EXERCISE TASK: Extract each line containing the string "JSON".
□ □ □ □ □ □ □
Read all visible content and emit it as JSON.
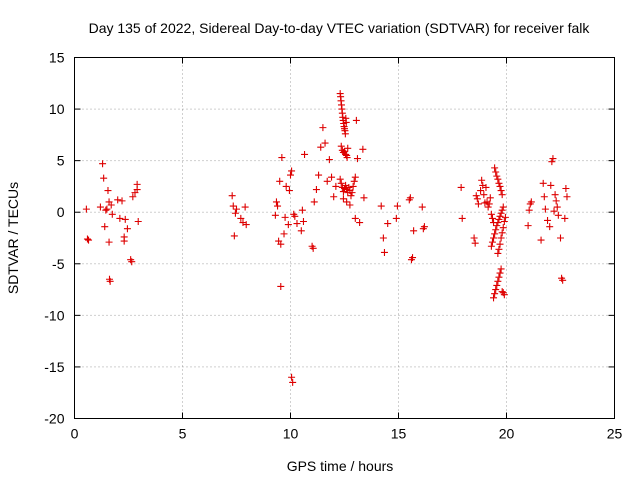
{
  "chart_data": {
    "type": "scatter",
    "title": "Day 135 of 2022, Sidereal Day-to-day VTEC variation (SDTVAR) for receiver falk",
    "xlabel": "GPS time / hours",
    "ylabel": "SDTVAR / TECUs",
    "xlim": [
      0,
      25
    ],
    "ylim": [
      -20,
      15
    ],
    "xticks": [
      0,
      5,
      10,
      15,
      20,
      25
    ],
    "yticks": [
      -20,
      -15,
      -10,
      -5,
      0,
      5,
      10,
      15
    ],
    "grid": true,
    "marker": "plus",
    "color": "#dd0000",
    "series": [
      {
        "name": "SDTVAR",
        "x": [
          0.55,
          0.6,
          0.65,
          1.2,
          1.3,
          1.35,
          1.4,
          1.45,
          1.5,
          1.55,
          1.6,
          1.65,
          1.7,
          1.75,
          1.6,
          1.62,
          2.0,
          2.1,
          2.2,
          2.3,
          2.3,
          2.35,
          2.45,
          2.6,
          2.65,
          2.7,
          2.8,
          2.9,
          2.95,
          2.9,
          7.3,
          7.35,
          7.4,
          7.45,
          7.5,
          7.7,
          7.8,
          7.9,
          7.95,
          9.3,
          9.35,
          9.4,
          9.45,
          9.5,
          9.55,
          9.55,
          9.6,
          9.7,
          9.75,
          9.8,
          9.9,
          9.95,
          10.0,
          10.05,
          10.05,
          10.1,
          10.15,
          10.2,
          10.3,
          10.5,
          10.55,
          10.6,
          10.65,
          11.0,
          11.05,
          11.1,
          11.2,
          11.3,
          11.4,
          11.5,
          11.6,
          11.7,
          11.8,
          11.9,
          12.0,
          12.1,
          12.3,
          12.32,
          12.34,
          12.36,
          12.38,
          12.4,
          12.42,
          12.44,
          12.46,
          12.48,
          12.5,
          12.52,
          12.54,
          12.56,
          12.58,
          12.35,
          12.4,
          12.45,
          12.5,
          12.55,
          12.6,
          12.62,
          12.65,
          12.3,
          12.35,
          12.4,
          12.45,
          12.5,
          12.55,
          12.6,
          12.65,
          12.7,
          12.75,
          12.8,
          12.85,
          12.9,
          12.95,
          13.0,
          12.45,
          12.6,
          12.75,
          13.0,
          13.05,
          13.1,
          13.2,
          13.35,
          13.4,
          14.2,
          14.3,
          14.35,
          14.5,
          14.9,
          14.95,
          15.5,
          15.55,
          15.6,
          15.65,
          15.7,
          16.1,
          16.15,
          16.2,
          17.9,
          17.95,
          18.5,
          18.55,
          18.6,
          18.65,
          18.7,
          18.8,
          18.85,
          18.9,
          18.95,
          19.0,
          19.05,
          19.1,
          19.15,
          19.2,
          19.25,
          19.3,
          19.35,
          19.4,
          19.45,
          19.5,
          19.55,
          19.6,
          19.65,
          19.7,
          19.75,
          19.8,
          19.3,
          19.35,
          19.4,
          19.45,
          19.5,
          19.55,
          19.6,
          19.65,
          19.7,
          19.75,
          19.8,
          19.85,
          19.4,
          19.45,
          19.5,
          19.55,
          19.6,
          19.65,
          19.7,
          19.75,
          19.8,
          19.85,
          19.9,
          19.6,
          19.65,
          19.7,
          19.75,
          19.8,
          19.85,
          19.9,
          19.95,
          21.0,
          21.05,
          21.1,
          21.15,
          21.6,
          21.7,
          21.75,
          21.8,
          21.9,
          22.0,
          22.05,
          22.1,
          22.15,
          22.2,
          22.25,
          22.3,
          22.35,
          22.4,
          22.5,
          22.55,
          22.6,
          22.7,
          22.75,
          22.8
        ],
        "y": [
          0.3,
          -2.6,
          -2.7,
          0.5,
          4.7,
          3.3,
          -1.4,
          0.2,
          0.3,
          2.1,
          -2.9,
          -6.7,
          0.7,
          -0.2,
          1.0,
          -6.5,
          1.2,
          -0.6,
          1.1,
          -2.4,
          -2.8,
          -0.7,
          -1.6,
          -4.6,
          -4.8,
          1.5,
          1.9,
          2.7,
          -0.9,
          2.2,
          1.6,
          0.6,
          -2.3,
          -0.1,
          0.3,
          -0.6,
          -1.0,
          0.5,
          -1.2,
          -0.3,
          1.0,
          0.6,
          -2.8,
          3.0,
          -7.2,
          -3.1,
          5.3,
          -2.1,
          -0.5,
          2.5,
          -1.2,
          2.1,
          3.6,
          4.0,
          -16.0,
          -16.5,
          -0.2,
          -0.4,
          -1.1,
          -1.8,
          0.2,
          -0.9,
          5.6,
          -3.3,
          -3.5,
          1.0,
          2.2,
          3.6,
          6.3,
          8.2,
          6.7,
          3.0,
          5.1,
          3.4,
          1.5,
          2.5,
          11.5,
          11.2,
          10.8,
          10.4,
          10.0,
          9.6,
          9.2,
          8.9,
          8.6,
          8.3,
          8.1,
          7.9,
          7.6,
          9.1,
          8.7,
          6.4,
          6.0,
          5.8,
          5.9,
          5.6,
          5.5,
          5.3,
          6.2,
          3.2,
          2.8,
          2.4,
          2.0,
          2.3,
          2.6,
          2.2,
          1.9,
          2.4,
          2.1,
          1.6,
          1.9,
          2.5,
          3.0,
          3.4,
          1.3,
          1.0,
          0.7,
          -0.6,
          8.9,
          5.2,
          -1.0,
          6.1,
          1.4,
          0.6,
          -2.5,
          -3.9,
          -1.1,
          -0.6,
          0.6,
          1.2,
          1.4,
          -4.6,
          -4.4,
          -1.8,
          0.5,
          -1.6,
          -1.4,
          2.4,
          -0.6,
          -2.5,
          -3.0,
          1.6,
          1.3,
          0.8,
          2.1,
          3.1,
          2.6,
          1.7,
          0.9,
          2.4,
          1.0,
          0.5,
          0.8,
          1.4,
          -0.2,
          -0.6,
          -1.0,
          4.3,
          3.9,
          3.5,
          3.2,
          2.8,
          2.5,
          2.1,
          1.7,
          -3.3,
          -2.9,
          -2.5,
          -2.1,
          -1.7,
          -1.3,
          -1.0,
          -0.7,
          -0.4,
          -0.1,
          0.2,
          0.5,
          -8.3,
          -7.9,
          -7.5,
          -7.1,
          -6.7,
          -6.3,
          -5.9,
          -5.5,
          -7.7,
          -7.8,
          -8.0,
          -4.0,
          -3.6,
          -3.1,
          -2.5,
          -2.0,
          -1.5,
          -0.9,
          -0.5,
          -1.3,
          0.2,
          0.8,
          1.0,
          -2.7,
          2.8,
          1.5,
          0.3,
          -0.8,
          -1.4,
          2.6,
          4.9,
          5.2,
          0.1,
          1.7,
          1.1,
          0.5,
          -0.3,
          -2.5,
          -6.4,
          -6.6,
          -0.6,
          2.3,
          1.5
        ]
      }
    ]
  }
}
□ □ □ □ □ □ □
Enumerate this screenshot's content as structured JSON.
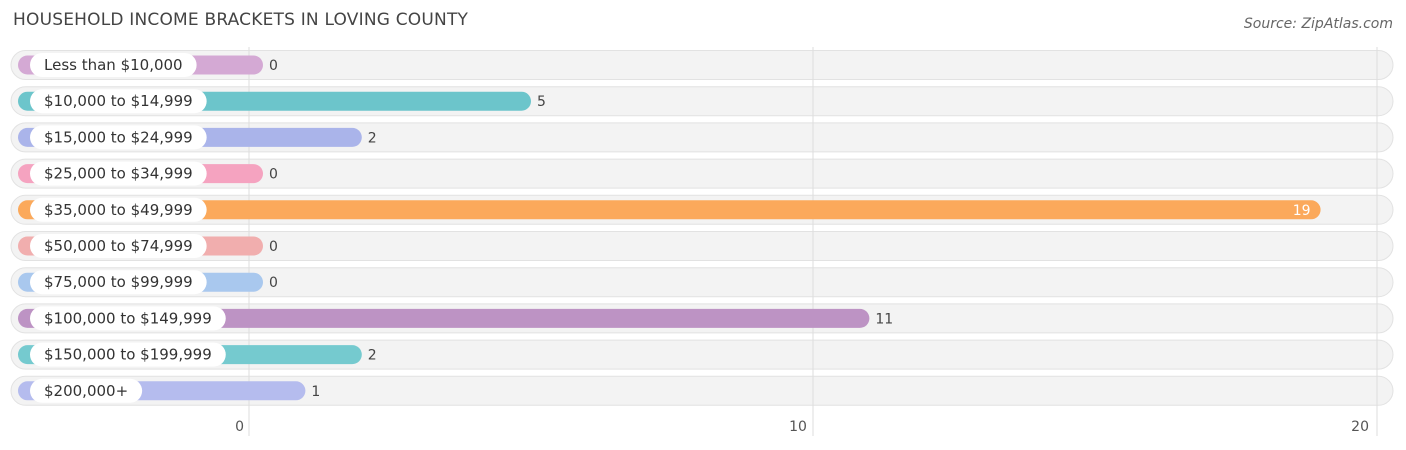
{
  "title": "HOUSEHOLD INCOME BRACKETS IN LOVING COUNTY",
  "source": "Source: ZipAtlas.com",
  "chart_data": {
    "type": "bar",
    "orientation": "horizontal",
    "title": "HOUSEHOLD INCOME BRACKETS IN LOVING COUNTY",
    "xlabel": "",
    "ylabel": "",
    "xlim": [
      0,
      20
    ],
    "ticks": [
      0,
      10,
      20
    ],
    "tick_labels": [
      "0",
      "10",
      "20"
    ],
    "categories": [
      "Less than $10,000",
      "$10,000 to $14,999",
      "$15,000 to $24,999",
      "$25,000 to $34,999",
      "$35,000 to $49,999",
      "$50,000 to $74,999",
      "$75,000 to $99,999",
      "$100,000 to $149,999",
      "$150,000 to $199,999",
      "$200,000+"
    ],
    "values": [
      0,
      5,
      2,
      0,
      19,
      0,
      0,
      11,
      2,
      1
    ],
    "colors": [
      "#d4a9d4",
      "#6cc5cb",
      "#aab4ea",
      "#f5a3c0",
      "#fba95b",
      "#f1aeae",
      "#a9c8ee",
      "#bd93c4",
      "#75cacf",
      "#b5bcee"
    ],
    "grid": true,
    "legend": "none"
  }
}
□ □ □ □ □ □ □
RESULT FOR THIS EXERCISE:
Read all visible content and emit it as JSON.
Enumerate this screenshot's content as structured JSON.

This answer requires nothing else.